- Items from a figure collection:
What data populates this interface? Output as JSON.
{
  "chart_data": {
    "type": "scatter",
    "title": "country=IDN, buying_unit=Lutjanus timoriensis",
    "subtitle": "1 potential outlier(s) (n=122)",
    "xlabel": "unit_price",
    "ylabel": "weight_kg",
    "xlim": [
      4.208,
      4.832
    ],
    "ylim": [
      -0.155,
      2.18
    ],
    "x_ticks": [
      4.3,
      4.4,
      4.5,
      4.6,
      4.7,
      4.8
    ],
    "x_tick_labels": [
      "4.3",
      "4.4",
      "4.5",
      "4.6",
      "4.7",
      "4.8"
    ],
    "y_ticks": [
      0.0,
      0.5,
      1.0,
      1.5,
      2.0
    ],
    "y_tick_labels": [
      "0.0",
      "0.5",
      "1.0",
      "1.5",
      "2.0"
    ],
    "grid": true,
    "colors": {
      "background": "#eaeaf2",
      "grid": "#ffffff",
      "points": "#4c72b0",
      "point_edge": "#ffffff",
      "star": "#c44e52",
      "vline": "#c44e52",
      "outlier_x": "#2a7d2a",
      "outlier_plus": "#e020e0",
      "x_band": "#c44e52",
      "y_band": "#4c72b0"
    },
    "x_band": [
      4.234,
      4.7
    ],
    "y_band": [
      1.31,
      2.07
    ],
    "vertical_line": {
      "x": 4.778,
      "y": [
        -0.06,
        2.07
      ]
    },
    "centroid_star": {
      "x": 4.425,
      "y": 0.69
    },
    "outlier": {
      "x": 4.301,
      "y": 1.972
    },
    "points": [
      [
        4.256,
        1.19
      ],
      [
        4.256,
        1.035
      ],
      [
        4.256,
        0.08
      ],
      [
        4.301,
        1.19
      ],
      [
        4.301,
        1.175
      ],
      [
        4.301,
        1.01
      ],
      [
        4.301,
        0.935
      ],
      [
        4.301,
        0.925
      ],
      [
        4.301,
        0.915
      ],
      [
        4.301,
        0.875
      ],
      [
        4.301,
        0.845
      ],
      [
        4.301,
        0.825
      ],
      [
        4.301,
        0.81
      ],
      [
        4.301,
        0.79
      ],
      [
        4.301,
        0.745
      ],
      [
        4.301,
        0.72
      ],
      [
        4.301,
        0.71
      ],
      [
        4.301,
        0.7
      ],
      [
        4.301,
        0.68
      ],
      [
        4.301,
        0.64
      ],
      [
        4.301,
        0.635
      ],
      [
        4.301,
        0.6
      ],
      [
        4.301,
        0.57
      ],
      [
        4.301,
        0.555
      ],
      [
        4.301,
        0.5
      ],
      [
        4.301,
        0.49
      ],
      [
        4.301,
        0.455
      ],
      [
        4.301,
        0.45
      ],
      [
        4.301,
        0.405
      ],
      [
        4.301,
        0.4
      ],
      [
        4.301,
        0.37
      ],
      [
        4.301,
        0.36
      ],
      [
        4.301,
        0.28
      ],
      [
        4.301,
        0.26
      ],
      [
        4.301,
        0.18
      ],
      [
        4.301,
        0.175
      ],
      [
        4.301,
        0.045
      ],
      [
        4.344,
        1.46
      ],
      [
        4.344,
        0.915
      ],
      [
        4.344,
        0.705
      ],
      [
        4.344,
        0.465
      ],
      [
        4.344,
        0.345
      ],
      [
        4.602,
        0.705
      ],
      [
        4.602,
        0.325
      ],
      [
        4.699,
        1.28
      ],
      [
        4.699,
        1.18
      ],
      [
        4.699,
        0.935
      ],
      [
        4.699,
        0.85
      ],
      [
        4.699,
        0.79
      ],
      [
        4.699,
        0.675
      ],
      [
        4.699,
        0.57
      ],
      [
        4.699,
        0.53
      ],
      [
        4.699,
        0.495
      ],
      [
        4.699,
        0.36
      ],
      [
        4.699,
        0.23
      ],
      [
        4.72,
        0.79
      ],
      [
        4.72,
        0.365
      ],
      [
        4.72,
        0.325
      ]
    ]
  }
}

- Exercise aim:
Please return the data above exactly as given.

- Expected answer:
What data populates this interface? Output as JSON.
{
  "chart_data": {
    "type": "scatter",
    "title": "country=IDN, buying_unit=Lutjanus timoriensis",
    "subtitle": "1 potential outlier(s) (n=122)",
    "xlabel": "unit_price",
    "ylabel": "weight_kg",
    "xlim": [
      4.208,
      4.832
    ],
    "ylim": [
      -0.155,
      2.18
    ],
    "x_ticks": [
      4.3,
      4.4,
      4.5,
      4.6,
      4.7,
      4.8
    ],
    "x_tick_labels": [
      "4.3",
      "4.4",
      "4.5",
      "4.6",
      "4.7",
      "4.8"
    ],
    "y_ticks": [
      0.0,
      0.5,
      1.0,
      1.5,
      2.0
    ],
    "y_tick_labels": [
      "0.0",
      "0.5",
      "1.0",
      "1.5",
      "2.0"
    ],
    "grid": true,
    "colors": {
      "background": "#eaeaf2",
      "grid": "#ffffff",
      "points": "#4c72b0",
      "point_edge": "#ffffff",
      "star": "#c44e52",
      "vline": "#c44e52",
      "outlier_x": "#2a7d2a",
      "outlier_plus": "#e020e0",
      "x_band": "#c44e52",
      "y_band": "#4c72b0"
    },
    "x_band": [
      4.234,
      4.7
    ],
    "y_band": [
      1.31,
      2.07
    ],
    "vertical_line": {
      "x": 4.778,
      "y": [
        -0.06,
        2.07
      ]
    },
    "centroid_star": {
      "x": 4.425,
      "y": 0.69
    },
    "outlier": {
      "x": 4.301,
      "y": 1.972
    },
    "points": [
      [
        4.256,
        1.19
      ],
      [
        4.256,
        1.035
      ],
      [
        4.256,
        0.08
      ],
      [
        4.301,
        1.19
      ],
      [
        4.301,
        1.175
      ],
      [
        4.301,
        1.01
      ],
      [
        4.301,
        0.935
      ],
      [
        4.301,
        0.925
      ],
      [
        4.301,
        0.915
      ],
      [
        4.301,
        0.875
      ],
      [
        4.301,
        0.845
      ],
      [
        4.301,
        0.825
      ],
      [
        4.301,
        0.81
      ],
      [
        4.301,
        0.79
      ],
      [
        4.301,
        0.745
      ],
      [
        4.301,
        0.72
      ],
      [
        4.301,
        0.71
      ],
      [
        4.301,
        0.7
      ],
      [
        4.301,
        0.68
      ],
      [
        4.301,
        0.64
      ],
      [
        4.301,
        0.635
      ],
      [
        4.301,
        0.6
      ],
      [
        4.301,
        0.57
      ],
      [
        4.301,
        0.555
      ],
      [
        4.301,
        0.5
      ],
      [
        4.301,
        0.49
      ],
      [
        4.301,
        0.455
      ],
      [
        4.301,
        0.45
      ],
      [
        4.301,
        0.405
      ],
      [
        4.301,
        0.4
      ],
      [
        4.301,
        0.37
      ],
      [
        4.301,
        0.36
      ],
      [
        4.301,
        0.28
      ],
      [
        4.301,
        0.26
      ],
      [
        4.301,
        0.18
      ],
      [
        4.301,
        0.175
      ],
      [
        4.301,
        0.045
      ],
      [
        4.344,
        1.46
      ],
      [
        4.344,
        0.915
      ],
      [
        4.344,
        0.705
      ],
      [
        4.344,
        0.465
      ],
      [
        4.344,
        0.345
      ],
      [
        4.602,
        0.705
      ],
      [
        4.602,
        0.325
      ],
      [
        4.699,
        1.28
      ],
      [
        4.699,
        1.18
      ],
      [
        4.699,
        0.935
      ],
      [
        4.699,
        0.85
      ],
      [
        4.699,
        0.79
      ],
      [
        4.699,
        0.675
      ],
      [
        4.699,
        0.57
      ],
      [
        4.699,
        0.53
      ],
      [
        4.699,
        0.495
      ],
      [
        4.699,
        0.36
      ],
      [
        4.699,
        0.23
      ],
      [
        4.72,
        0.79
      ],
      [
        4.72,
        0.365
      ],
      [
        4.72,
        0.325
      ]
    ]
  }
}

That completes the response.